### Stated problem
Find the word "Бойцовский" in the listing; pull out each line holding it.

* * * * *

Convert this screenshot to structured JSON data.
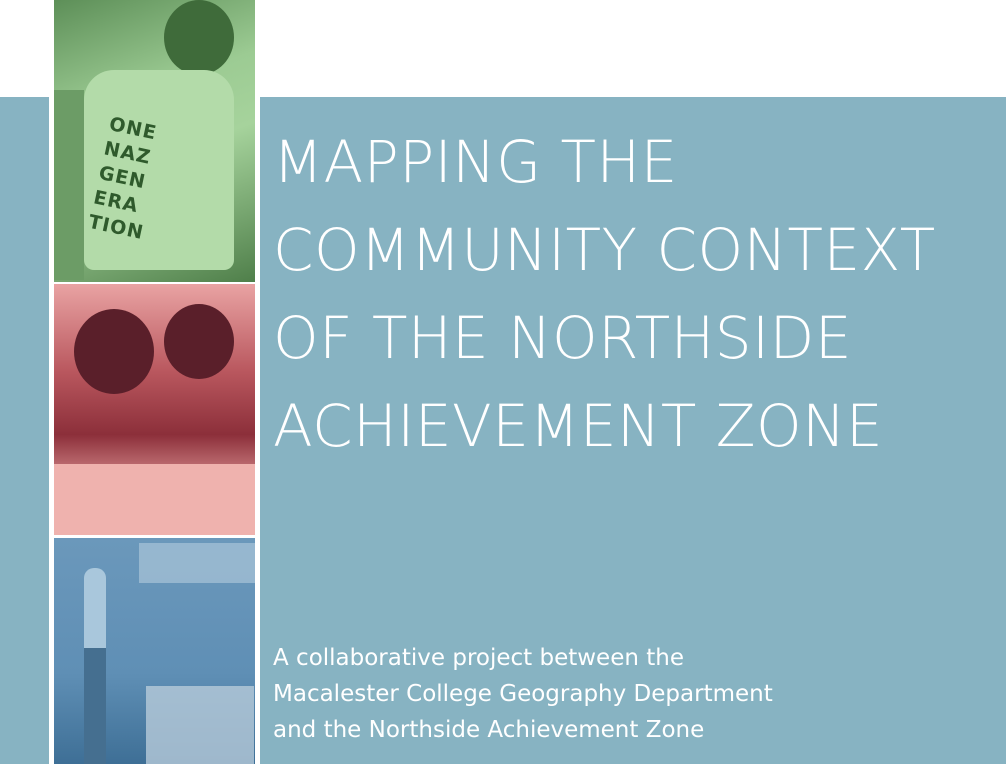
{
  "cover": {
    "title_lines": [
      "MAPPING THE",
      "COMMUNITY CONTEXT",
      "OF THE NORTHSIDE",
      "ACHIEVEMENT ZONE"
    ],
    "subtitle_lines": [
      "A collaborative project between the",
      "Macalester College Geography Department",
      "and the Northside Achievement Zone"
    ]
  },
  "colors": {
    "background_band": "#87b3c2",
    "photo_tint_top": "#9ccb93",
    "photo_tint_middle": "#e9a3a3",
    "photo_tint_bottom": "#6b98bb",
    "text": "#ffffff"
  },
  "photos": [
    {
      "tint": "green",
      "shirt_text": "ONE NAZ GEN ERA TION"
    },
    {
      "tint": "pink"
    },
    {
      "tint": "blue"
    }
  ]
}
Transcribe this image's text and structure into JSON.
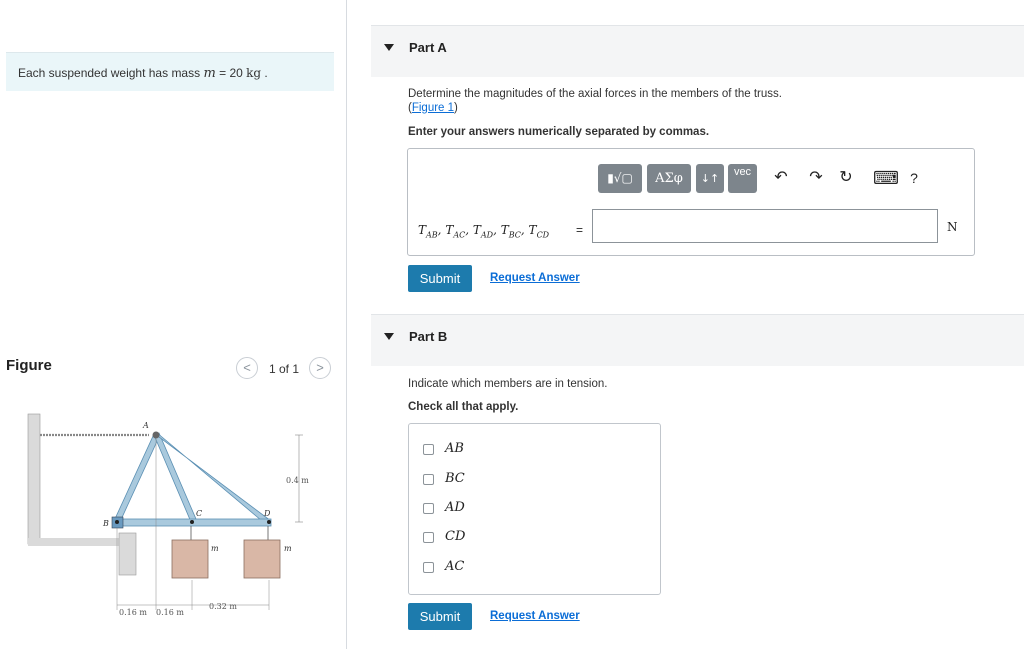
{
  "problem": {
    "prefix": "Each suspended weight has mass ",
    "var": "m",
    "eq": " = 20 ",
    "unit": "kg",
    "suffix": " ."
  },
  "figure": {
    "title": "Figure",
    "prev_icon": "<",
    "next_icon": ">",
    "count": "1 of 1",
    "labels": {
      "A": "A",
      "B": "B",
      "C": "C",
      "D": "D",
      "m1": "m",
      "m2": "m",
      "dim_height": "0.4 m",
      "dim_a": "0.16 m",
      "dim_b": "0.16 m",
      "dim_c": "0.32 m"
    }
  },
  "partA": {
    "label": "Part A",
    "instruction": "Determine the magnitudes of the axial forces in the members of the truss.",
    "figure_link": "Figure 1",
    "note": "Enter your answers numerically separated by commas.",
    "toolbar": {
      "matrix_icon": "▮√▢",
      "greek": "ΑΣφ",
      "arrows": "↓↑",
      "vec": "vec",
      "undo_icon": "↶",
      "redo_icon": "↷",
      "reset_icon": "↻",
      "keyboard_icon": "⌨",
      "help": "?"
    },
    "variables": [
      {
        "t": "T",
        "s": "AB"
      },
      {
        "t": "T",
        "s": "AC"
      },
      {
        "t": "T",
        "s": "AD"
      },
      {
        "t": "T",
        "s": "BC"
      },
      {
        "t": "T",
        "s": "CD"
      }
    ],
    "equals": "=",
    "answer_value": "",
    "unit": "N",
    "submit": "Submit",
    "request": "Request Answer"
  },
  "partB": {
    "label": "Part B",
    "instruction": "Indicate which members are in tension.",
    "note": "Check all that apply.",
    "options": [
      "AB",
      "BC",
      "AD",
      "CD",
      "AC"
    ],
    "submit": "Submit",
    "request": "Request Answer"
  },
  "colors": {
    "accent": "#1d7bad",
    "link": "#0b6dd6",
    "member": "#a9c9dd",
    "weight": "#d9b7a6"
  }
}
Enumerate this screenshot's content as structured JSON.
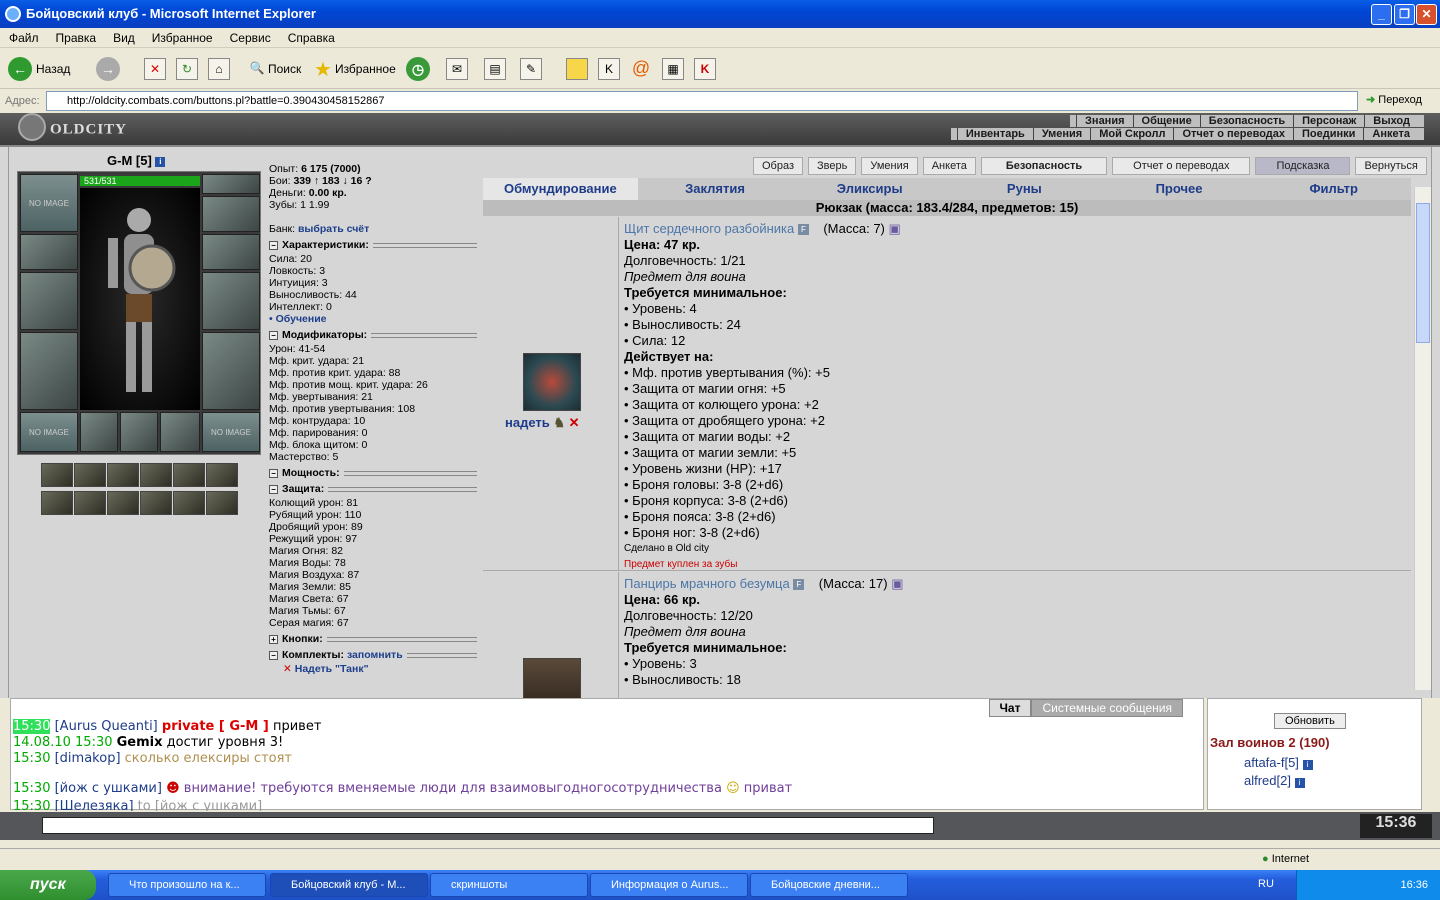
{
  "window": {
    "title": "Бойцовский клуб - Microsoft Internet Explorer"
  },
  "menu": [
    "Файл",
    "Правка",
    "Вид",
    "Избранное",
    "Сервис",
    "Справка"
  ],
  "toolbar": {
    "back": "Назад",
    "search": "Поиск",
    "favorites": "Избранное"
  },
  "address": {
    "label": "Адрес:",
    "url": "http://oldcity.combats.com/buttons.pl?battle=0.390430458152867",
    "go": "Переход"
  },
  "game": {
    "logo": "OLDCITY",
    "topnav1": [
      "Знания",
      "Общение",
      "Безопасность",
      "Персонаж",
      "Выход"
    ],
    "topnav2": [
      "Инвентарь",
      "Умения",
      "Мой Скролл",
      "Отчет о переводах",
      "Поединки",
      "Анкета"
    ],
    "char": {
      "name": "G-M [5]",
      "hp": "531/531",
      "noimage": "NO IMAGE"
    },
    "stats": {
      "exp_label": "Опыт:",
      "exp": "6 175 (7000)",
      "fights_label": "Бои:",
      "fights": "339 ↑  183 ↓  16 ?",
      "money_label": "Деньги:",
      "money": "0.00 кр.",
      "teeth_label": "Зубы:",
      "teeth": "1  1.99",
      "bank_label": "Банк:",
      "bank": "выбрать счёт",
      "chars_head": "Характеристики:",
      "chars": [
        "Сила: 20",
        "Ловкость: 3",
        "Интуиция: 3",
        "Выносливость: 44",
        "Интеллект: 0"
      ],
      "training": "• Обучение",
      "mods_head": "Модификаторы:",
      "mods": [
        "Урон: 41-54",
        "Мф. крит. удара: 21",
        "Мф. против крит. удара: 88",
        "Мф. против мощ. крит. удара: 26",
        "Мф. увертывания: 21",
        "Мф. против увертывания: 108",
        "Мф. контрудара: 10",
        "Мф. парирования: 0",
        "Мф. блока щитом: 0",
        "Мастерство: 5"
      ],
      "power_head": "Мощность:",
      "prot_head": "Защита:",
      "prot": [
        "Колющий урон: 81",
        "Рубящий урон: 110",
        "Дробящий урон: 89",
        "Режущий урон: 97",
        "Магия Огня: 82",
        "Магия Воды: 78",
        "Магия Воздуха: 87",
        "Магия Земли: 85",
        "Магия Света: 67",
        "Магия Тьмы: 67",
        "Серая магия: 67"
      ],
      "buttons_head": "Кнопки:",
      "sets_head": "Комплекты:",
      "remember": "запомнить",
      "set1": "Надеть \"Танк\""
    },
    "pbuttons": [
      "Образ",
      "Зверь",
      "Умения",
      "Анкета",
      "Безопасность",
      "Отчет о переводах",
      "Подсказка",
      "Вернуться"
    ],
    "invtabs": [
      "Обмундирование",
      "Заклятия",
      "Эликсиры",
      "Руны",
      "Прочее",
      "Фильтр"
    ],
    "backpack": "Рюкзак (масса: 183.4/284, предметов: 15)",
    "item1": {
      "name": "Щит сердечного разбойника",
      "mass": "(Масса: 7)",
      "price": "Цена: 47 кр.",
      "dur": "Долговечность: 1/21",
      "for": "Предмет для воина",
      "req_head": "Требуется минимальное:",
      "req": [
        "• Уровень: 4",
        "• Выносливость: 24",
        "• Сила: 12"
      ],
      "eff_head": "Действует на:",
      "eff": [
        "• Мф. против увертывания (%): +5",
        "• Защита от магии огня: +5",
        "• Защита от колющего урона: +2",
        "• Защита от дробящего урона: +2",
        "• Защита от магии воды: +2",
        "• Защита от магии земли: +5",
        "• Уровень жизни (HP): +17",
        "• Броня головы: 3-8 (2+d6)",
        "• Броня корпуса: 3-8 (2+d6)",
        "• Броня пояса: 3-8 (2+d6)",
        "• Броня ног: 3-8 (2+d6)"
      ],
      "made": "Сделано в Old city",
      "bought": "Предмет куплен за зубы",
      "put": "надеть"
    },
    "item2": {
      "name": "Панцирь мрачного безумца",
      "mass": "(Масса: 17)",
      "price": "Цена: 66 кр.",
      "dur": "Долговечность: 12/20",
      "for": "Предмет для воина",
      "req_head": "Требуется минимальное:",
      "req": [
        "• Уровень: 3",
        "• Выносливость: 18"
      ]
    }
  },
  "chat": {
    "tabs": [
      "Чат",
      "Системные сообщения"
    ],
    "lines": [
      {
        "time": "15:30",
        "nick": "[Aurus Queanti]",
        "priv": "private [ G-M ]",
        "text": " привет"
      },
      {
        "time": "14.08.10 15:30",
        "nick": "Gemix",
        "text": " достиг уровня 3!"
      },
      {
        "time": "15:30",
        "nick": "[dimakop]",
        "text": " сколько елексиры стоят"
      },
      {
        "time": "15:30",
        "nick": "[йож с ушками]",
        "text": " внимание! требуются вменяемые люди для взаимовыгодногосотрудничества",
        "tail": " приват"
      },
      {
        "time": "15:30",
        "nick": "[Шелезяка]",
        "text": " to [йож с ушками]"
      }
    ],
    "room": {
      "refresh": "Обновить",
      "title": "Зал воинов 2 (190)",
      "users": [
        "aftafa-f[5]",
        "alfred[2]"
      ]
    }
  },
  "clock": "15:36",
  "status": {
    "zone": "Internet"
  },
  "taskbar": {
    "start": "пуск",
    "tasks": [
      "Что произошло на к...",
      "Бойцовский клуб - M...",
      "скриншоты",
      "Информация о Aurus...",
      "Бойцовские дневни..."
    ],
    "lang": "RU",
    "time": "16:36"
  }
}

* * * * *

### Exercise response
    "title": "Бойцовский клуб - Microsoft Internet Explorer"
      "Бойцовский клуб - M...",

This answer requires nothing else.